_Problem:_ Show every line in the entries below where the word "canolig" appears.

_Data for processing:_

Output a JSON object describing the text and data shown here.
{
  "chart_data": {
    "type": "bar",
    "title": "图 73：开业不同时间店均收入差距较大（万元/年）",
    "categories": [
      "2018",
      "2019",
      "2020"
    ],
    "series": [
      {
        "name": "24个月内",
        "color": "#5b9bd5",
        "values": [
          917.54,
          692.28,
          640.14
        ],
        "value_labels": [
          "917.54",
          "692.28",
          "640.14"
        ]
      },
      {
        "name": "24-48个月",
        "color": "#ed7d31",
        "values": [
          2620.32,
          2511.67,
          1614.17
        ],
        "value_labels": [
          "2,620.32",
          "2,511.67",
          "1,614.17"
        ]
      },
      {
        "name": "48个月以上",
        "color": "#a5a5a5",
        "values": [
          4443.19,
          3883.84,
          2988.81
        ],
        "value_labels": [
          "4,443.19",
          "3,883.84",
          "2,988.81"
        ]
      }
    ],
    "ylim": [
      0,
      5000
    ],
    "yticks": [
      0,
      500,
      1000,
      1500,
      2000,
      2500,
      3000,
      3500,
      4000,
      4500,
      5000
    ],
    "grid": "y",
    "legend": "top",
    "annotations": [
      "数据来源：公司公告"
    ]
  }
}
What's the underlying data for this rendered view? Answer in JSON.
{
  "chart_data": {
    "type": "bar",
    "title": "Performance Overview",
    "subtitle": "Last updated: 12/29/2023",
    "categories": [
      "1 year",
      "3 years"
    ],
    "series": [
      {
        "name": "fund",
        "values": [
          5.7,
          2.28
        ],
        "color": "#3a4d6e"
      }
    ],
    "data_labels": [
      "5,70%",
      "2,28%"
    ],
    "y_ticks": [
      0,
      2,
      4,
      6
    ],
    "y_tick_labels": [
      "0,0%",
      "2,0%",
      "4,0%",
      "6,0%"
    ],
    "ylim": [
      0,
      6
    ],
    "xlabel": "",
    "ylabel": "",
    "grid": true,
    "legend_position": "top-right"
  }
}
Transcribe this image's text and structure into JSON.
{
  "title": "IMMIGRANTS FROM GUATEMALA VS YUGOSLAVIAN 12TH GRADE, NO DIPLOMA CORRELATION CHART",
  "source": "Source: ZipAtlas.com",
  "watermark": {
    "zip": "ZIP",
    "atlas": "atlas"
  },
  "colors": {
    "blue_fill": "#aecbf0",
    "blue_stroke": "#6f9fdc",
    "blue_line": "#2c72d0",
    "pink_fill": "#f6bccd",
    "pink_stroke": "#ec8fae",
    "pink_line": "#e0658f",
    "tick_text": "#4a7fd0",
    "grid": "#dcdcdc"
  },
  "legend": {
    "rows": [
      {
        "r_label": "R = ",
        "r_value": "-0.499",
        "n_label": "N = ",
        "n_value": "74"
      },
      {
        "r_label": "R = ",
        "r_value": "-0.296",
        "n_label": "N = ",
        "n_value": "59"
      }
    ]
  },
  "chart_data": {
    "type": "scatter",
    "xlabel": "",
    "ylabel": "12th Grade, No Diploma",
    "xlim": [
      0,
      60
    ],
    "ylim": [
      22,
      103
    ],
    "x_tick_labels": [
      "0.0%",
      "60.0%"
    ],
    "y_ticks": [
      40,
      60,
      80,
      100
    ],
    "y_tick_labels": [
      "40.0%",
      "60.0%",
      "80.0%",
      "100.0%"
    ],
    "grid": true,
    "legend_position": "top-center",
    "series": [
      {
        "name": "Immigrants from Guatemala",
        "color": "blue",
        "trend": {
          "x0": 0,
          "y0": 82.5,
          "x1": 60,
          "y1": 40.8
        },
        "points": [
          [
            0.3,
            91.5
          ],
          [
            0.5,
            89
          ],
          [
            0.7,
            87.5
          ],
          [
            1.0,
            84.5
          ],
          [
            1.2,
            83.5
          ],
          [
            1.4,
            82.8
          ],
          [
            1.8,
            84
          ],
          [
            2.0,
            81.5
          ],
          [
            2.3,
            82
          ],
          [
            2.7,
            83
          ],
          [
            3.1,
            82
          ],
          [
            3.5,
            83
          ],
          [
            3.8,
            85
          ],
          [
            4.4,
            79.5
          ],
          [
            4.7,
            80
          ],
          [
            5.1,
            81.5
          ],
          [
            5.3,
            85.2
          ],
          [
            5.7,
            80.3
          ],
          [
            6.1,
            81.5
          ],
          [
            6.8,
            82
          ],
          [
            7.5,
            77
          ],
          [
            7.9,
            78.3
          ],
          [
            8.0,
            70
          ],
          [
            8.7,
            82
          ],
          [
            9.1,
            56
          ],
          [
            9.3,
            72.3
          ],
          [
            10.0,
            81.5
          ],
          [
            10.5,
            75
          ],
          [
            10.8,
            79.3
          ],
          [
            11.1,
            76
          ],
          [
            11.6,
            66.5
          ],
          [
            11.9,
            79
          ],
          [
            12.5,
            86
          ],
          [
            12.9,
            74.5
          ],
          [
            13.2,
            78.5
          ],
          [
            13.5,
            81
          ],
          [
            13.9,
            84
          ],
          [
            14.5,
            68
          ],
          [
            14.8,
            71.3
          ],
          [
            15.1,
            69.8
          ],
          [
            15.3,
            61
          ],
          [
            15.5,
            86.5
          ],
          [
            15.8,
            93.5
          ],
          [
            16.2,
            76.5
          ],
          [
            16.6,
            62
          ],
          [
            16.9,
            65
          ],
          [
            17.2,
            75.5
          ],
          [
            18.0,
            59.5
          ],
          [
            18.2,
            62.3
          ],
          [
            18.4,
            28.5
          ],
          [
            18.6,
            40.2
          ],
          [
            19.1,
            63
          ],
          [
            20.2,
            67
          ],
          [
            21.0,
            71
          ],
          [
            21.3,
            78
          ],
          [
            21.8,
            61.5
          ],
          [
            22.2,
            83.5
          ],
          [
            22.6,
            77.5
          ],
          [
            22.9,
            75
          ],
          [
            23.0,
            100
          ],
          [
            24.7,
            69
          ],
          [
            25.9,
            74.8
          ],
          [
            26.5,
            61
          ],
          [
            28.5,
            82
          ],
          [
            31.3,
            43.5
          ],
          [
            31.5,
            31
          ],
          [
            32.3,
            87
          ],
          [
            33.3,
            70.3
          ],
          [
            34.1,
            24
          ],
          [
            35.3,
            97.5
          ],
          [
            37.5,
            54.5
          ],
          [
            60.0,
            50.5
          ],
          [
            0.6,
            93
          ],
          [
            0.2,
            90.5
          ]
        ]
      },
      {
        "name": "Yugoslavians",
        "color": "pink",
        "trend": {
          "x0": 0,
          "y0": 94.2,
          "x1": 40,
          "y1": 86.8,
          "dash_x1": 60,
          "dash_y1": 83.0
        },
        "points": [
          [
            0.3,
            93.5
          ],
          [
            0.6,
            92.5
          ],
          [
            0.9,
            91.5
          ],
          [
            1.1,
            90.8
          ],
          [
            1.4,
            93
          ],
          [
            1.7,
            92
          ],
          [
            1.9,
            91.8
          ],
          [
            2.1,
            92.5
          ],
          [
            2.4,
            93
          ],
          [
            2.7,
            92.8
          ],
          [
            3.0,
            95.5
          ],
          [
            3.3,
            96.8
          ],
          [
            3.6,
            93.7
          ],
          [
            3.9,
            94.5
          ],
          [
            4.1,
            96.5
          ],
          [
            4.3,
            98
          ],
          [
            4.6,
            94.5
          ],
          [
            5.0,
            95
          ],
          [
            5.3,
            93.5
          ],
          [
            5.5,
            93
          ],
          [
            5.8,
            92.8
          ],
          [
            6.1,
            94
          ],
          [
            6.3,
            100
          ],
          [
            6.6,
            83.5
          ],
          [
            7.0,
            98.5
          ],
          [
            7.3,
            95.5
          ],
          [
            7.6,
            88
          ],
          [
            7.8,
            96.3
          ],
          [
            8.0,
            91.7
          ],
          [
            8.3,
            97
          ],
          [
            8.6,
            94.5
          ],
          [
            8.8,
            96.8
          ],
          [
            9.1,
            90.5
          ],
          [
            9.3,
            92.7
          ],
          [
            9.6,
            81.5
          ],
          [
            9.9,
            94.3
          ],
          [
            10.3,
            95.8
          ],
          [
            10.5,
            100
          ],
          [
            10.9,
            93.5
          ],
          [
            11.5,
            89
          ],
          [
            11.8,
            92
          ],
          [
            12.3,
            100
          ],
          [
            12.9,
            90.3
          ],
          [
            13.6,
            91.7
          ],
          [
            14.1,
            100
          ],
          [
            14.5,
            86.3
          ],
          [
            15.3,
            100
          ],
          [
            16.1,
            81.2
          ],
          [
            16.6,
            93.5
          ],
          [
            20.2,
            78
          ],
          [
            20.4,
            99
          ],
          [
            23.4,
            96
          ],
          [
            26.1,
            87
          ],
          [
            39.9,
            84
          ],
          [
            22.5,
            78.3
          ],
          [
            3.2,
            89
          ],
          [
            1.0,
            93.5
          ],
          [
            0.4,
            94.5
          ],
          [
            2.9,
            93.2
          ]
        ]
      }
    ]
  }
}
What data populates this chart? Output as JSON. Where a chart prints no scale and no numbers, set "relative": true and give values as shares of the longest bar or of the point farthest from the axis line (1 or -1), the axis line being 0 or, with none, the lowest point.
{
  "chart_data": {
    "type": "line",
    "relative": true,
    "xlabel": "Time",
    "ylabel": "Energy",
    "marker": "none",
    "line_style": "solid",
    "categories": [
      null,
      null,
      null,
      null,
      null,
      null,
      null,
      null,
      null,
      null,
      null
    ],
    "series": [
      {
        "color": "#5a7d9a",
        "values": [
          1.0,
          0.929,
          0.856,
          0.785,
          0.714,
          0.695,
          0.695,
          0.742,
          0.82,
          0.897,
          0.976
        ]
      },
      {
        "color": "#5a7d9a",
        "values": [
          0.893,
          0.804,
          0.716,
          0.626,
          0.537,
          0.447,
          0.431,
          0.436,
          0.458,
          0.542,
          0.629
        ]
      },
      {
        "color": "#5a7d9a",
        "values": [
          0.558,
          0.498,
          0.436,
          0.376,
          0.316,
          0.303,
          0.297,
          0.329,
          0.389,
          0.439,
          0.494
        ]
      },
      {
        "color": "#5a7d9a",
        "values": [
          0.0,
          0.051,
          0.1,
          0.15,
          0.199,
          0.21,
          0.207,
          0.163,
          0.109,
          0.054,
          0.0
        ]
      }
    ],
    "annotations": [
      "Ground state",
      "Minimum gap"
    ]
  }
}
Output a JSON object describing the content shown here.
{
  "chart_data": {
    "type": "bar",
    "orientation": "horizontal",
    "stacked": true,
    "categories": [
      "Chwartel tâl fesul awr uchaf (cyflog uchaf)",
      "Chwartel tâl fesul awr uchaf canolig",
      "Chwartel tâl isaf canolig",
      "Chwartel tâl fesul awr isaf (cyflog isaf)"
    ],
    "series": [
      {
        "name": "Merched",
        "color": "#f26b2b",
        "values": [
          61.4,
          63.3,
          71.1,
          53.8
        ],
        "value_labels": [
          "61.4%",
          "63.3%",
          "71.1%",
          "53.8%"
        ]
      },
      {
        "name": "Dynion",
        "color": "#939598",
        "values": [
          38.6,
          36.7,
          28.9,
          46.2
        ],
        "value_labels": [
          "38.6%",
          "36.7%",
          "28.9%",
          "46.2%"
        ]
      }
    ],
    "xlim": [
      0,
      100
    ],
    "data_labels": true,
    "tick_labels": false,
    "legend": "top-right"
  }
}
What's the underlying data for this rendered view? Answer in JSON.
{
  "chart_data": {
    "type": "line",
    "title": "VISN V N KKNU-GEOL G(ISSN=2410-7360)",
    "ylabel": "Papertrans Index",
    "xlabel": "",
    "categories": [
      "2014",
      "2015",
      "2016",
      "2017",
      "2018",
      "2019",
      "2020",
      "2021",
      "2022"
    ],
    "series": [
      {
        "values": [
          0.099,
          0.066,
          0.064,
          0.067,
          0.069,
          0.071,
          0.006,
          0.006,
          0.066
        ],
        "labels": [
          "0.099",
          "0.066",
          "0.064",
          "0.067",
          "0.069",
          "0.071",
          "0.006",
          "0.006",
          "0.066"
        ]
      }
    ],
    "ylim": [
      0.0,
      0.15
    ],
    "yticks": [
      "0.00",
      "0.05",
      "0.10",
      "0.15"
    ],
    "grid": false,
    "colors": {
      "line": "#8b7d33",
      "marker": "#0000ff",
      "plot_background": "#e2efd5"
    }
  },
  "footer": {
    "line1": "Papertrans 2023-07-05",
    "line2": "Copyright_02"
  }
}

_Worked answer:_
      "Chwartel tâl fesul awr uchaf canolig",
      "Chwartel tâl isaf canolig",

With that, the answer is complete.